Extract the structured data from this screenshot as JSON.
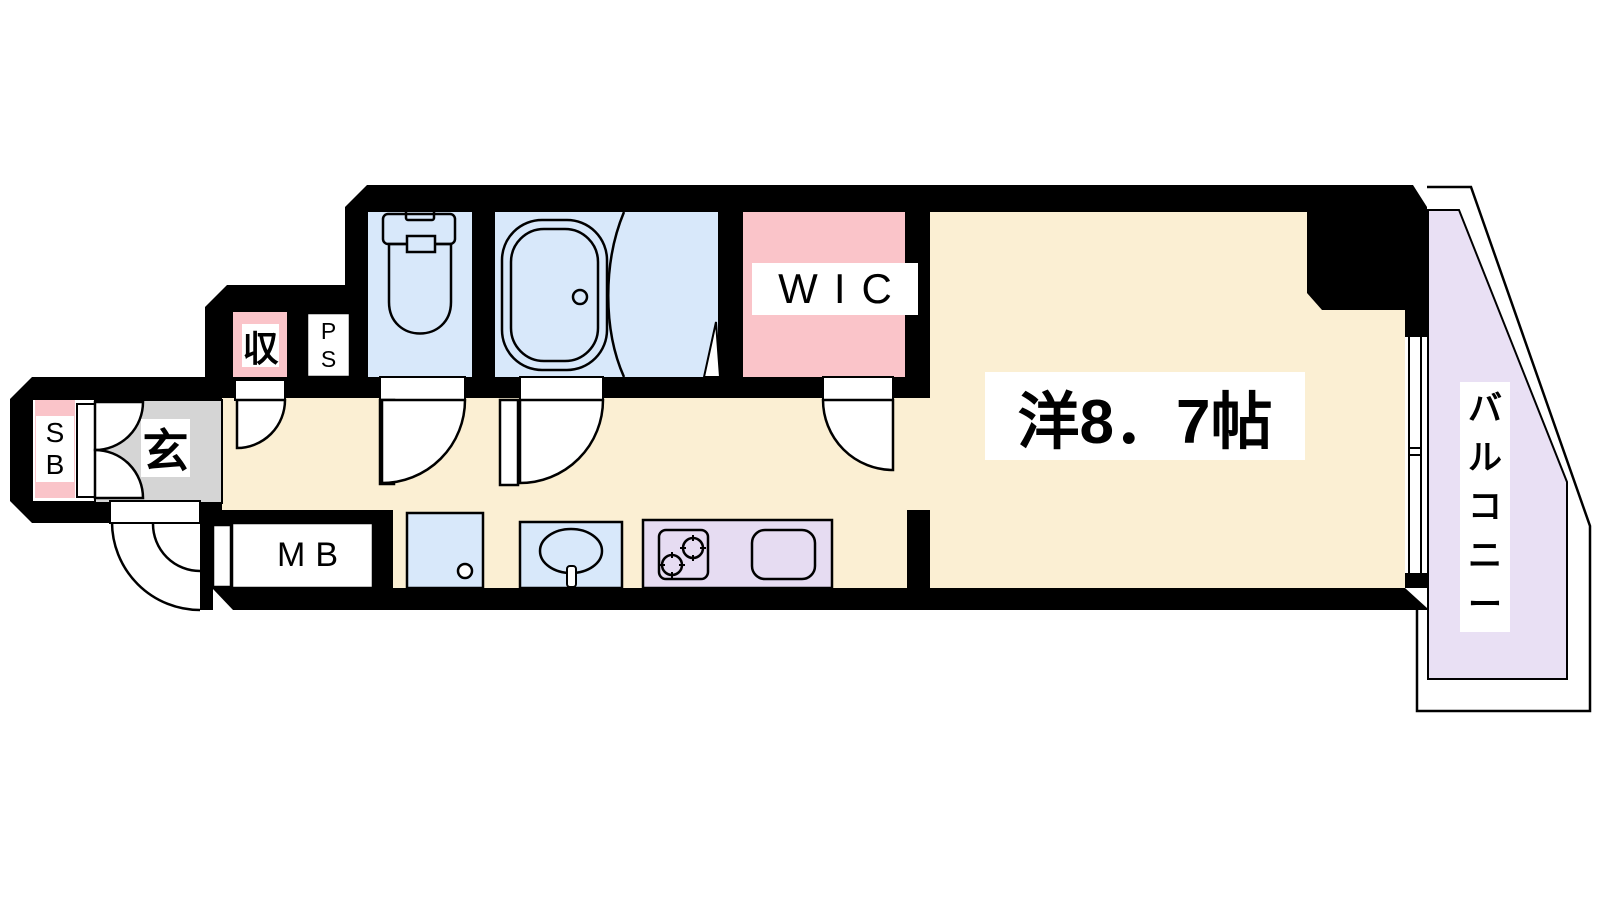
{
  "plan": {
    "type": "apartment-floor-plan",
    "rooms": {
      "main_room": {
        "label": "洋8．7帖"
      },
      "wic": {
        "label": "WIC"
      },
      "balcony": {
        "chars": [
          "バ",
          "ル",
          "コ",
          "ニ",
          "ー"
        ]
      },
      "genkan": {
        "label": "玄"
      },
      "storage": {
        "label": "収"
      },
      "shoe_box": {
        "line1": "S",
        "line2": "B"
      },
      "pipe_space": {
        "line1": "P",
        "line2": "S"
      },
      "meter_box": {
        "label": "MB"
      }
    },
    "colors": {
      "wall": "#000000",
      "floor_cream": "#FBEFD3",
      "water_blue": "#D8E8FA",
      "closet_pink": "#FAC4C9",
      "kitchen_purple": "#E6DCF2",
      "balcony_purple": "#E9E0F4",
      "genkan_gray": "#D5D5D5",
      "label_bg": "#FFFFFF",
      "line": "#000000"
    }
  }
}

----

— Exercise prompt —
In your copy, leave out the pictures and reproduce the material above exactly.

— Response —
Extract the structured data from this screenshot as JSON.
{
  "plan": {
    "type": "apartment-floor-plan",
    "rooms": {
      "main_room": {
        "label": "洋8．7帖"
      },
      "wic": {
        "label": "WIC"
      },
      "balcony": {
        "chars": [
          "バ",
          "ル",
          "コ",
          "ニ",
          "ー"
        ]
      },
      "genkan": {
        "label": "玄"
      },
      "storage": {
        "label": "収"
      },
      "shoe_box": {
        "line1": "S",
        "line2": "B"
      },
      "pipe_space": {
        "line1": "P",
        "line2": "S"
      },
      "meter_box": {
        "label": "MB"
      }
    },
    "colors": {
      "wall": "#000000",
      "floor_cream": "#FBEFD3",
      "water_blue": "#D8E8FA",
      "closet_pink": "#FAC4C9",
      "kitchen_purple": "#E6DCF2",
      "balcony_purple": "#E9E0F4",
      "genkan_gray": "#D5D5D5",
      "label_bg": "#FFFFFF",
      "line": "#000000"
    }
  }
}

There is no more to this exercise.